- WHAT TO PRODUCE -
In the listing below, count the lines containing the string "heading" and state only the number.

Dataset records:
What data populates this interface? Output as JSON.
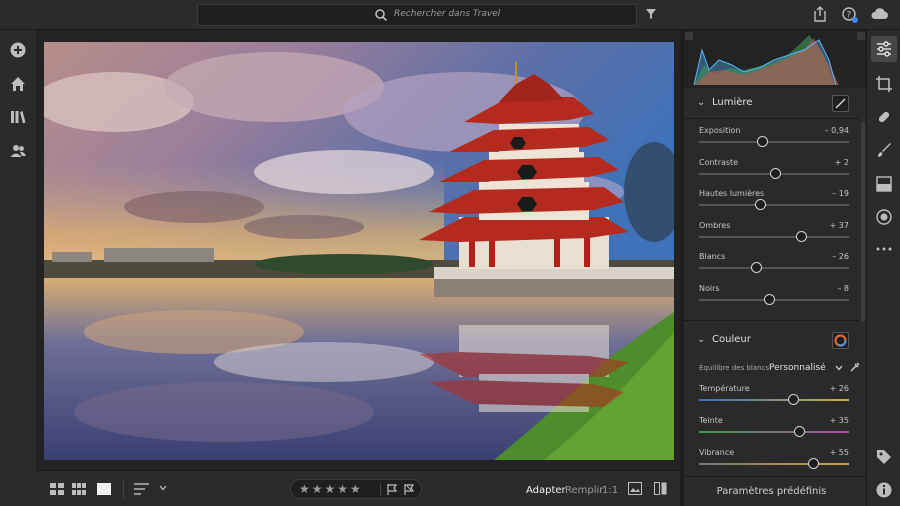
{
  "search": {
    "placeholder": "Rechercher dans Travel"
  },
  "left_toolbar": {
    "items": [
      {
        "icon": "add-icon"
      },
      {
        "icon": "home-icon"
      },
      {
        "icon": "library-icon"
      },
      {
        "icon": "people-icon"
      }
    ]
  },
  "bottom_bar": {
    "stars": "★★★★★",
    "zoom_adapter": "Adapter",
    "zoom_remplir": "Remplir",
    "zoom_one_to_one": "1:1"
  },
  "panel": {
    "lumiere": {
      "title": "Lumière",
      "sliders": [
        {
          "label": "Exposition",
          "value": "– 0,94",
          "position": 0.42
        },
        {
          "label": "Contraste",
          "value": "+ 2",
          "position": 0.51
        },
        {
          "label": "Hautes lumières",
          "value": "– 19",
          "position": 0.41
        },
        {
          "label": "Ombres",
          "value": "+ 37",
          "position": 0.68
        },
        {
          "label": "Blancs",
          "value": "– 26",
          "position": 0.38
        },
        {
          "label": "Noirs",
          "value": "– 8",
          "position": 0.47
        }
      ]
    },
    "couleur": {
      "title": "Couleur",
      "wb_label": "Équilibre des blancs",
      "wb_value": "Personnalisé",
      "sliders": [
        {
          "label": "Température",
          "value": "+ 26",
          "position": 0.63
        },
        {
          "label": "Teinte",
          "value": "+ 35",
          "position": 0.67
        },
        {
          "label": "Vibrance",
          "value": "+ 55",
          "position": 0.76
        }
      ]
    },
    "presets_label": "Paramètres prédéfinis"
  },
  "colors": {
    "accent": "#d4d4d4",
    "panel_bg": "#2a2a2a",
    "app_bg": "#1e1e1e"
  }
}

--

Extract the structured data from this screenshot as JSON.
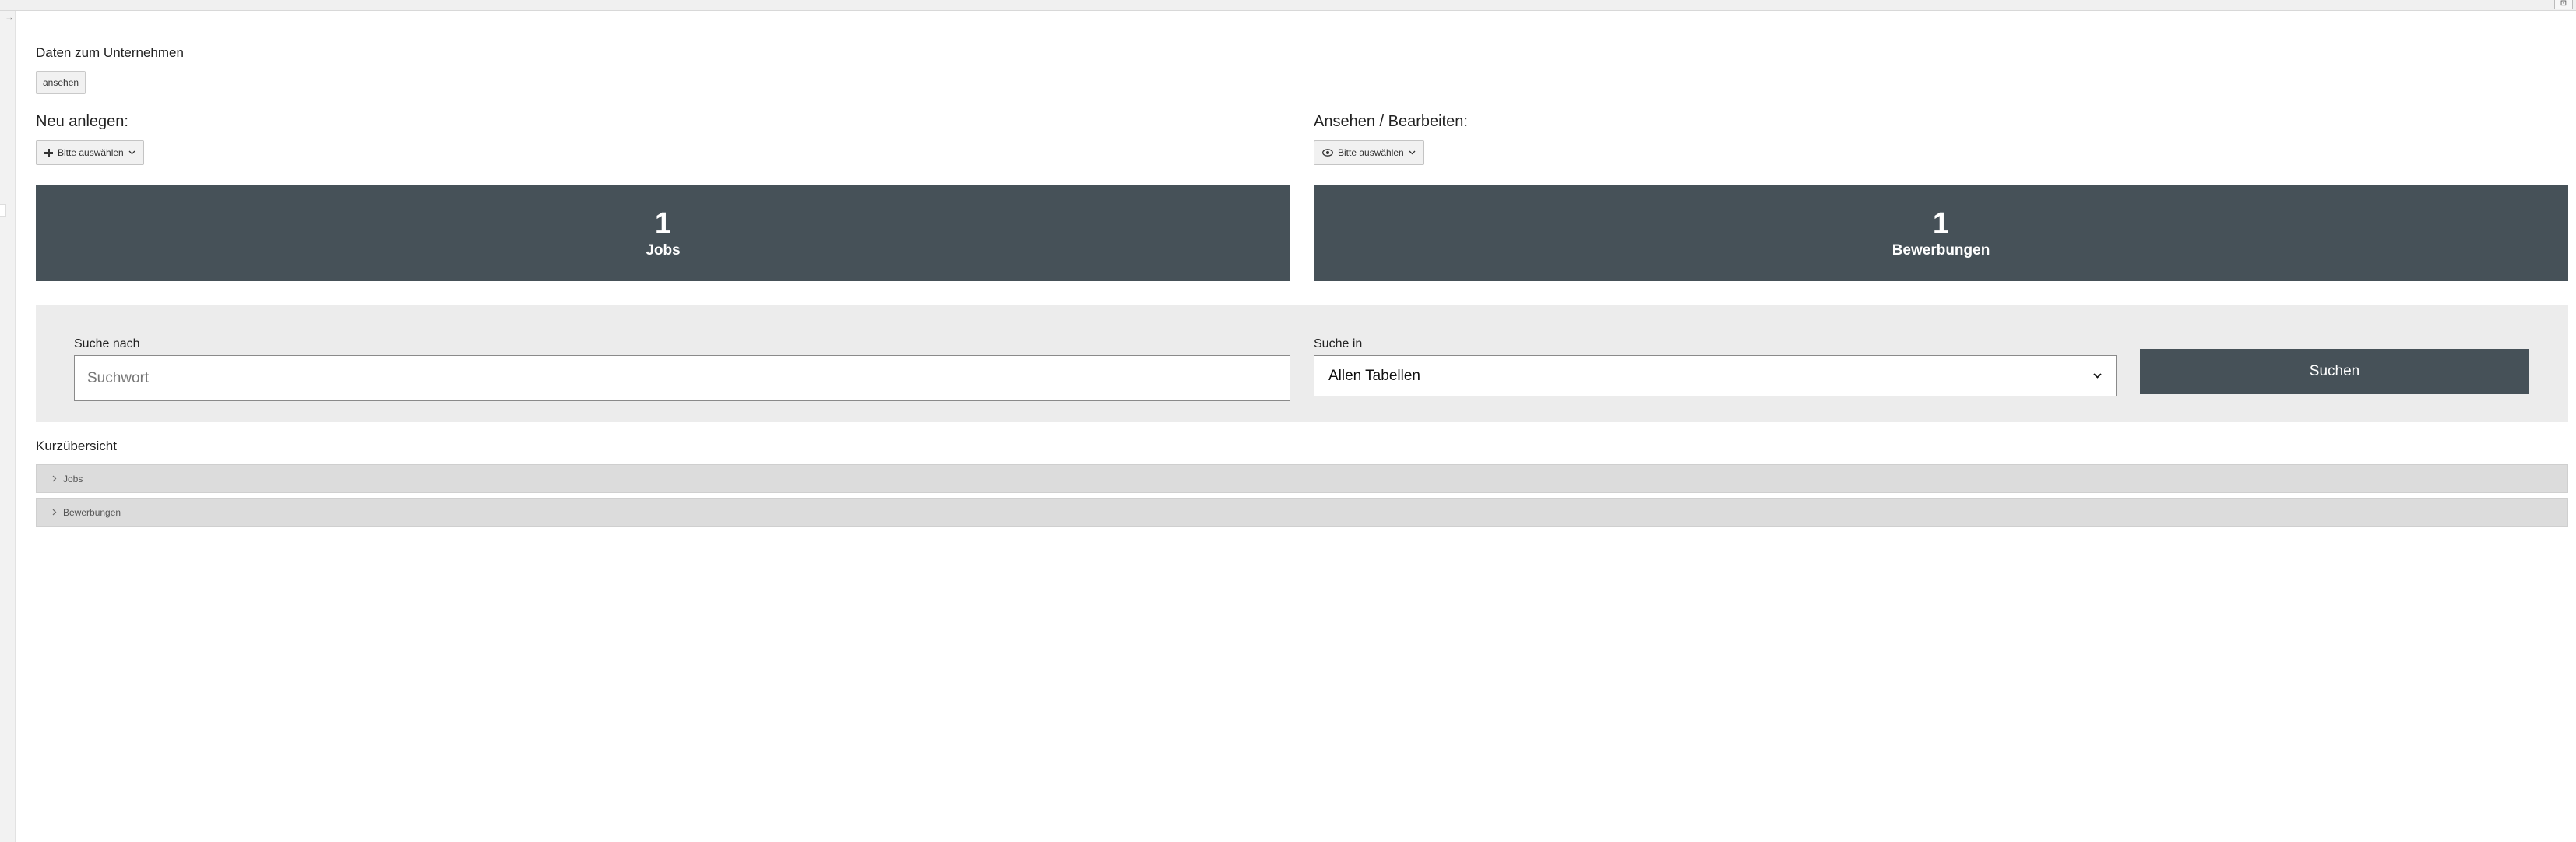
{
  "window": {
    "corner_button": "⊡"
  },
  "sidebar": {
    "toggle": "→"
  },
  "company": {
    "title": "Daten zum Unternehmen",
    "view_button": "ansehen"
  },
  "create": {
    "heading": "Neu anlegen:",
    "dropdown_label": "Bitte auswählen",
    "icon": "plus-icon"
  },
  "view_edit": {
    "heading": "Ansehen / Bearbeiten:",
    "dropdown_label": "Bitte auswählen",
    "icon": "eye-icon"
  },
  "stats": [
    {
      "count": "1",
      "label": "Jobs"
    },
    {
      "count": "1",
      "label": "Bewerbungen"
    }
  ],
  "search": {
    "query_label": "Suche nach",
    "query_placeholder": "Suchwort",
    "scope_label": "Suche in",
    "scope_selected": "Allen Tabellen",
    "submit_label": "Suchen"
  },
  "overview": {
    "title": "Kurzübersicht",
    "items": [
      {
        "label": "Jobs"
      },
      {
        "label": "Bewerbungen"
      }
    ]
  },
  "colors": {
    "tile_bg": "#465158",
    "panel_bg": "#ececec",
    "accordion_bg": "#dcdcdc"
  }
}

- EXERCISE RESPONSE -
2